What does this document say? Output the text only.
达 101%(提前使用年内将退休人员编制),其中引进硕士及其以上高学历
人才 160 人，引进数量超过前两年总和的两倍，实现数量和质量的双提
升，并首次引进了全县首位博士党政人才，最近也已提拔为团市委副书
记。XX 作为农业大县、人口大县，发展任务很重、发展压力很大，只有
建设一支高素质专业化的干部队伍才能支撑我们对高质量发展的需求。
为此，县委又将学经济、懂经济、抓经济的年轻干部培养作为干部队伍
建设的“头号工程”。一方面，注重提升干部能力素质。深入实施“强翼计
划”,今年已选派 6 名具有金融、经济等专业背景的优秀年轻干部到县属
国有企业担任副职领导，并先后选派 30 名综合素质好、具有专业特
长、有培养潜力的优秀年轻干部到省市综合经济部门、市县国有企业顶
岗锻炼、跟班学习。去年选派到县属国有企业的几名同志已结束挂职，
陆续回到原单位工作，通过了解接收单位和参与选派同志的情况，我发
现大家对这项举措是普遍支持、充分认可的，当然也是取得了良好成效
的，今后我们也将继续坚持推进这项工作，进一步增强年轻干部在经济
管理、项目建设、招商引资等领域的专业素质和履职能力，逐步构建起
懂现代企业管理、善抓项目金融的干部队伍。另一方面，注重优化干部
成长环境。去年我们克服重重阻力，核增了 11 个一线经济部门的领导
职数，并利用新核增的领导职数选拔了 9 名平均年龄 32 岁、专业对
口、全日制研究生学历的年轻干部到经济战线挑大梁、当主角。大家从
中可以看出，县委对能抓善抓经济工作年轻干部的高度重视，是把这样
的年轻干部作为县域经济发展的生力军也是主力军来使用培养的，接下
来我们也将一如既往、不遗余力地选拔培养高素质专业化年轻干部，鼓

◆ ◆ ◆ ◆

YOUR TASK: Nothing in the listing may be changed; retype it all exactly.

EXERCISE OUTPUT:
What does this document say? Output the text only.
达 101%(提前使用年内将退休人员编制),其中引进硕士及其以上高学历
人才 160 人，引进数量超过前两年总和的两倍，实现数量和质量的双提
升，并首次引进了全县首位博士党政人才，最近也已提拔为团市委副书
记。XX 作为农业大县、人口大县，发展任务很重、发展压力很大，只有
建设一支高素质专业化的干部队伍才能支撑我们对高质量发展的需求。
为此，县委又将学经济、懂经济、抓经济的年轻干部培养作为干部队伍
建设的“头号工程”。一方面，注重提升干部能力素质。深入实施“强翼计
划”,今年已选派 6 名具有金融、经济等专业背景的优秀年轻干部到县属
国有企业担任副职领导，并先后选派 30 名综合素质好、具有专业特
长、有培养潜力的优秀年轻干部到省市综合经济部门、市县国有企业顶
岗锻炼、跟班学习。去年选派到县属国有企业的几名同志已结束挂职，
陆续回到原单位工作，通过了解接收单位和参与选派同志的情况，我发
现大家对这项举措是普遍支持、充分认可的，当然也是取得了良好成效
的，今后我们也将继续坚持推进这项工作，进一步增强年轻干部在经济
管理、项目建设、招商引资等领域的专业素质和履职能力，逐步构建起
懂现代企业管理、善抓项目金融的干部队伍。另一方面，注重优化干部
成长环境。去年我们克服重重阻力，核增了 11 个一线经济部门的领导
职数，并利用新核增的领导职数选拔了 9 名平均年龄 32 岁、专业对
口、全日制研究生学历的年轻干部到经济战线挑大梁、当主角。大家从
中可以看出，县委对能抓善抓经济工作年轻干部的高度重视，是把这样
的年轻干部作为县域经济发展的生力军也是主力军来使用培养的，接下
来我们也将一如既往、不遗余力地选拔培养高素质专业化年轻干部，鼓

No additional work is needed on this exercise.